* [To do]: Work through the entries below and report how many lines include "name". The number alone is the answer.

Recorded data
=-=-=
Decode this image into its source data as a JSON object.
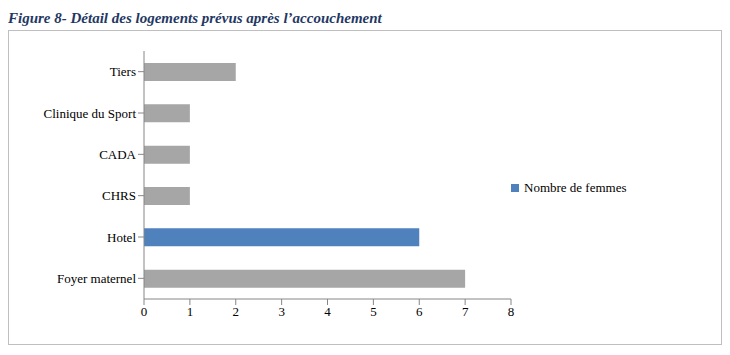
{
  "chart_data": {
    "type": "bar",
    "title": "Figure 8- Détail des logements prévus après l’accouchement",
    "orientation": "horizontal",
    "categories": [
      "Tiers",
      "Clinique du Sport",
      "CADA",
      "CHRS",
      "Hotel",
      "Foyer maternel"
    ],
    "series": [
      {
        "name": "Nombre de femmes",
        "color": "#4f81bd",
        "colors": [
          "#a6a6a6",
          "#a6a6a6",
          "#a6a6a6",
          "#a6a6a6",
          "#4f81bd",
          "#a6a6a6"
        ],
        "values": [
          2,
          1,
          1,
          1,
          6,
          7
        ]
      }
    ],
    "xlim": [
      0,
      8
    ],
    "xticks": [
      0,
      1,
      2,
      3,
      4,
      5,
      6,
      7,
      8
    ],
    "grid": false,
    "legend": "right"
  }
}
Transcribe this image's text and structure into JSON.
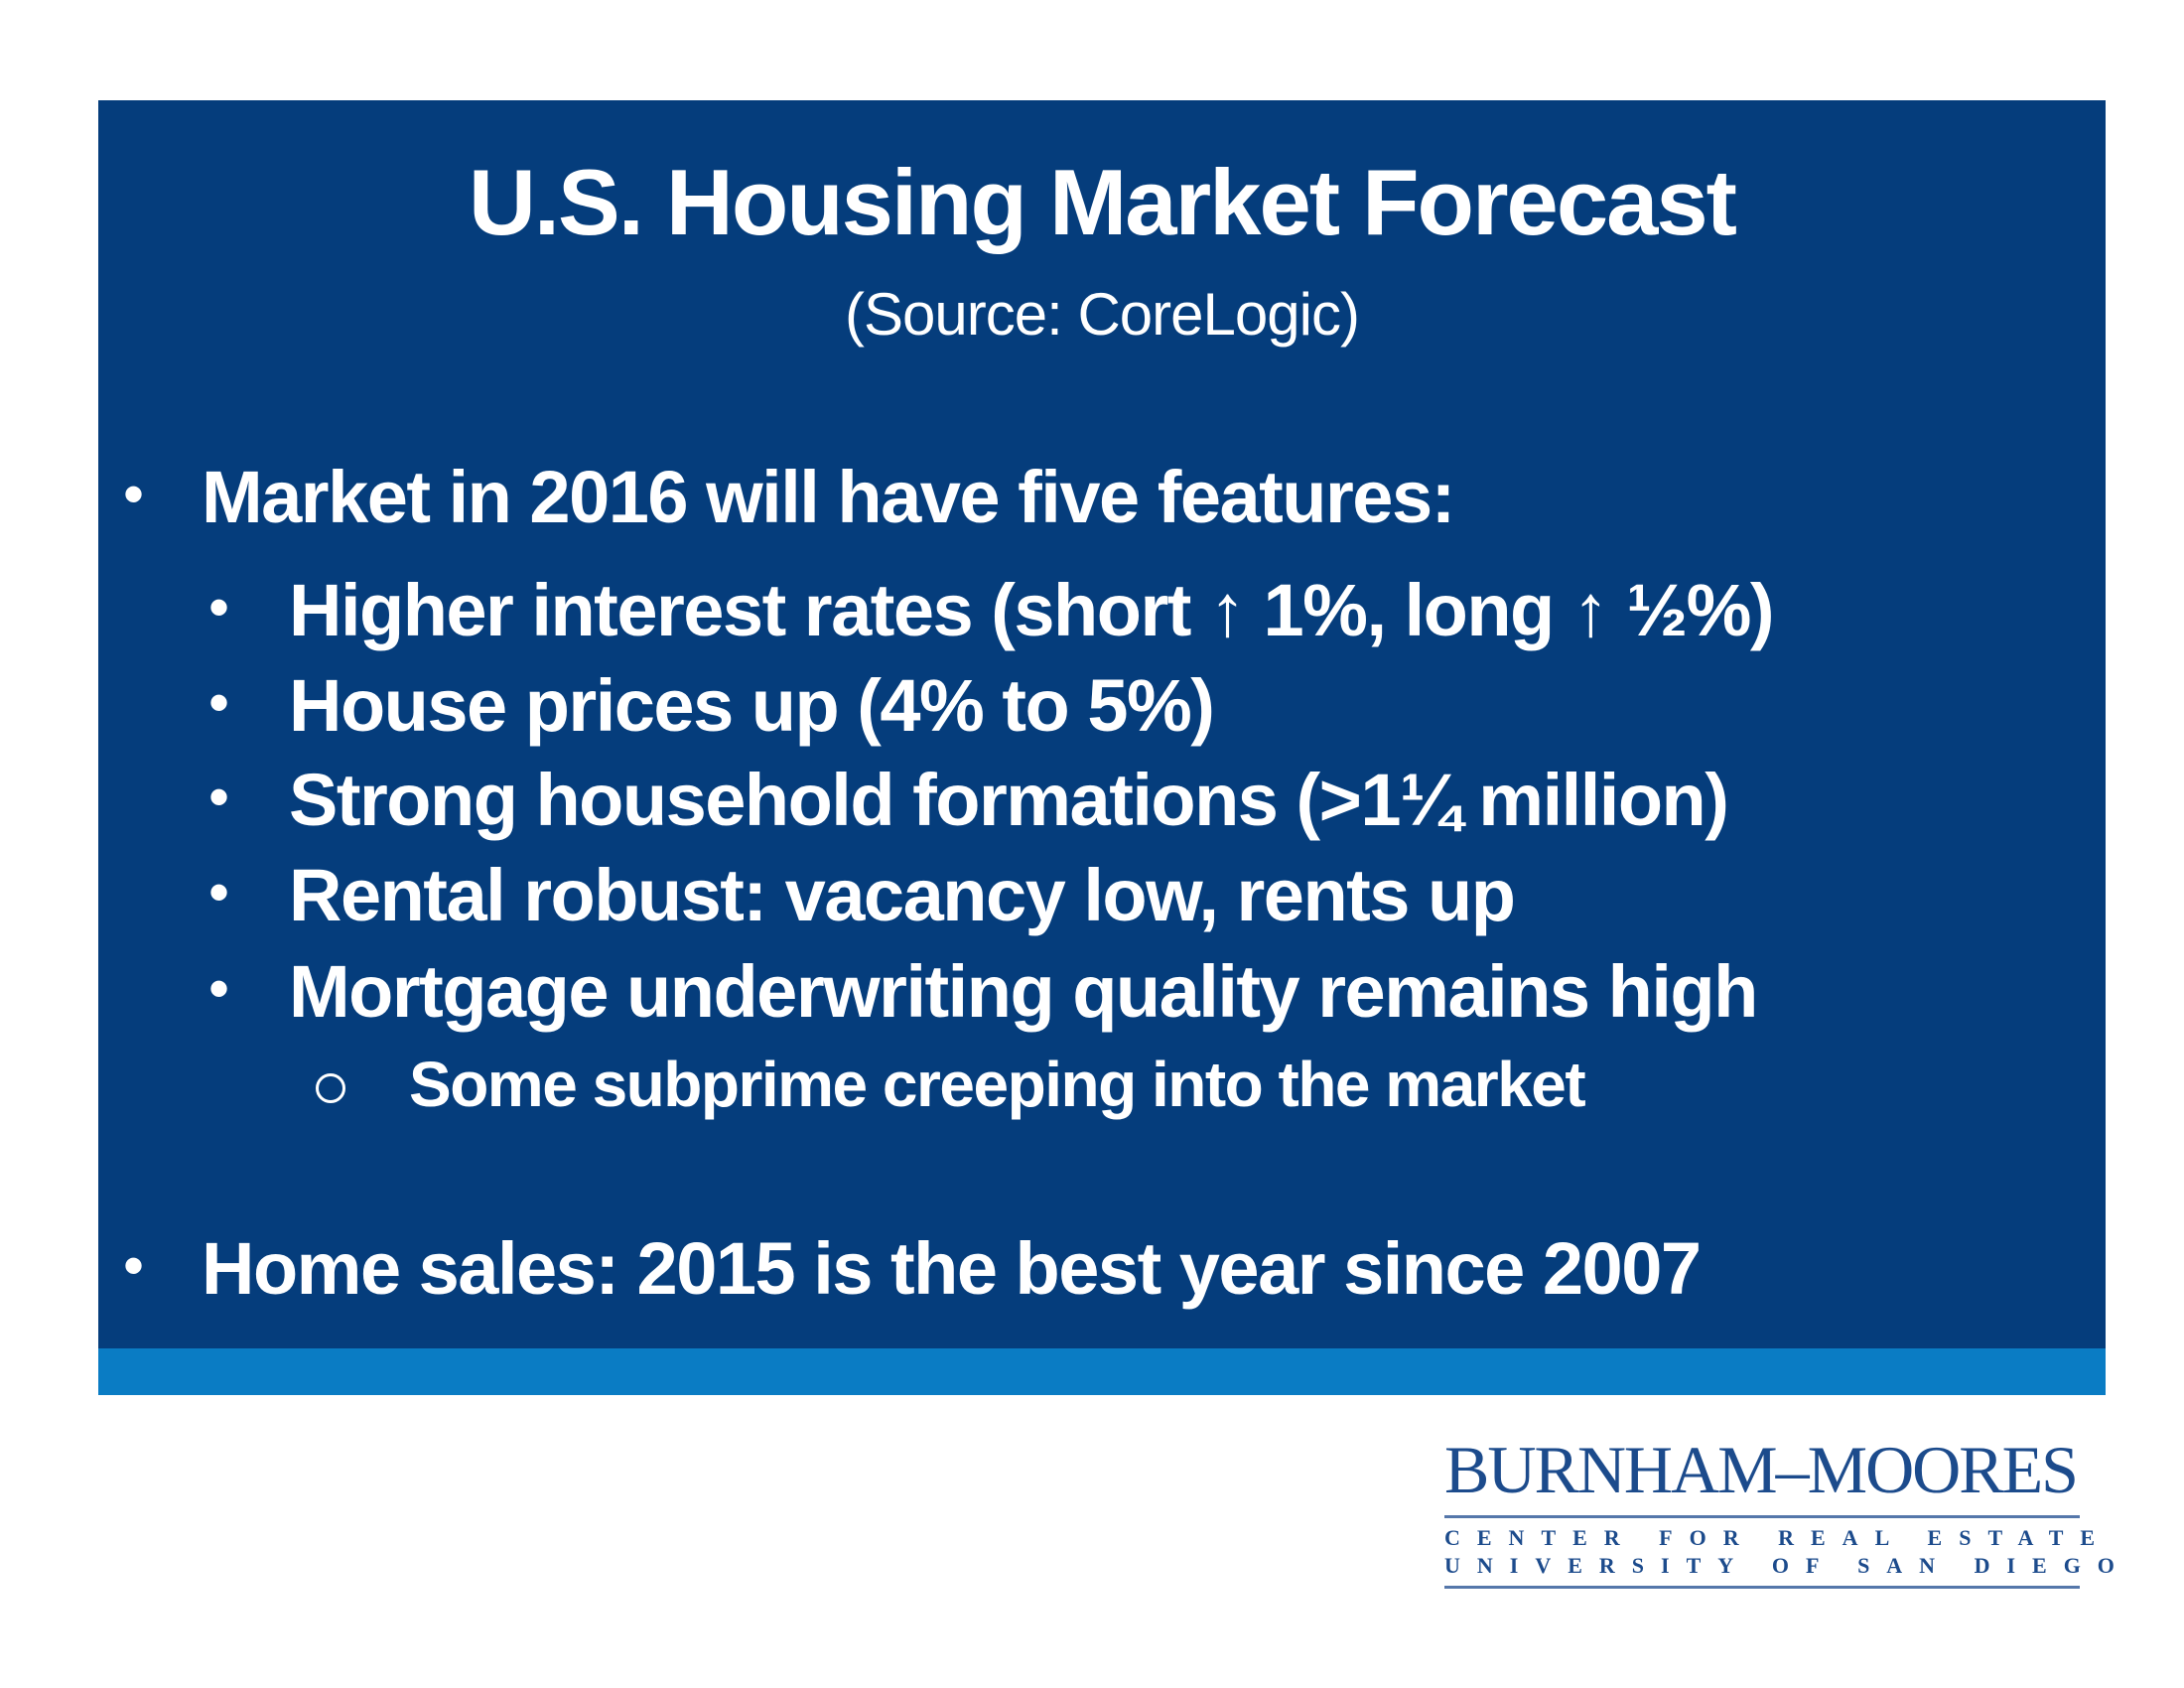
{
  "slide": {
    "title": "U.S. Housing Market Forecast",
    "subtitle": "(Source: CoreLogic)",
    "bullets": [
      {
        "text": "Market in 2016 will have five features:"
      },
      {
        "text": "Home sales: 2015 is the best year since 2007"
      }
    ],
    "features": [
      "Higher interest rates (short ↑ 1%, long ↑ ½%)",
      "House prices up (4% to 5%)",
      "Strong household formations (>1¼ million)",
      "Rental robust: vacancy low, rents up",
      "Mortgage underwriting quality remains high"
    ],
    "sub_feature": "Some subprime creeping into the market",
    "bullet_glyph": "•"
  },
  "logo": {
    "name": "BURNHAM–MOORES",
    "line1": "CENTER FOR REAL ESTATE",
    "line2": "UNIVERSITY OF SAN DIEGO"
  },
  "colors": {
    "panel": "#053d7c",
    "stripe": "#0a7cc4",
    "logo": "#1c4b8c"
  }
}
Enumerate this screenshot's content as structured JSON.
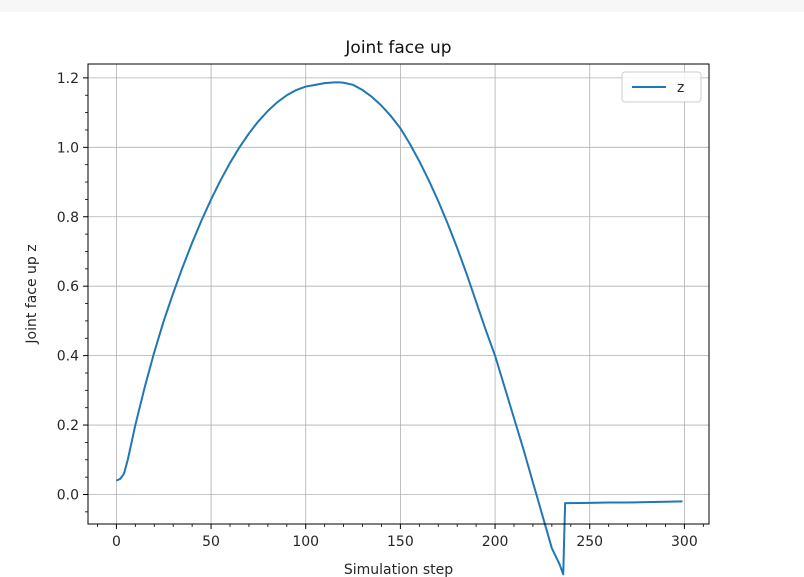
{
  "chart_data": {
    "type": "line",
    "title": "Joint face up",
    "xlabel": "Simulation step",
    "ylabel": "Joint face up z",
    "xlim": [
      -15,
      313
    ],
    "ylim": [
      -0.085,
      1.24
    ],
    "xticks": [
      0,
      50,
      100,
      150,
      200,
      250,
      300
    ],
    "yticks": [
      0.0,
      0.2,
      0.4,
      0.6,
      0.8,
      1.0,
      1.2
    ],
    "ytick_labels": [
      "0.0",
      "0.2",
      "0.4",
      "0.6",
      "0.8",
      "1.0",
      "1.2"
    ],
    "xminor_step": 10,
    "yminor_step": 0.05,
    "grid": true,
    "legend_position": "top-right",
    "series": [
      {
        "name": "z",
        "color": "#1f77b4",
        "x": [
          0,
          2,
          4,
          6,
          8,
          10,
          15,
          20,
          25,
          30,
          35,
          40,
          45,
          50,
          55,
          60,
          65,
          70,
          75,
          80,
          85,
          90,
          95,
          100,
          105,
          110,
          115,
          118,
          120,
          125,
          130,
          135,
          140,
          145,
          150,
          155,
          160,
          165,
          170,
          175,
          180,
          185,
          190,
          195,
          200,
          205,
          210,
          215,
          220,
          225,
          230,
          234,
          236,
          237,
          240,
          250,
          260,
          270,
          280,
          290,
          299
        ],
        "y": [
          0.04,
          0.045,
          0.06,
          0.1,
          0.15,
          0.2,
          0.31,
          0.41,
          0.5,
          0.58,
          0.655,
          0.725,
          0.79,
          0.85,
          0.905,
          0.955,
          1.0,
          1.04,
          1.075,
          1.105,
          1.13,
          1.15,
          1.165,
          1.175,
          1.18,
          1.185,
          1.187,
          1.187,
          1.186,
          1.18,
          1.165,
          1.145,
          1.12,
          1.09,
          1.055,
          1.01,
          0.96,
          0.905,
          0.845,
          0.78,
          0.71,
          0.635,
          0.555,
          0.475,
          0.4,
          0.31,
          0.22,
          0.13,
          0.035,
          -0.06,
          -0.155,
          -0.2,
          -0.23,
          -0.025,
          -0.025,
          -0.024,
          -0.023,
          -0.023,
          -0.022,
          -0.021,
          -0.02
        ]
      }
    ]
  }
}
=-=-=
* [Output]: 3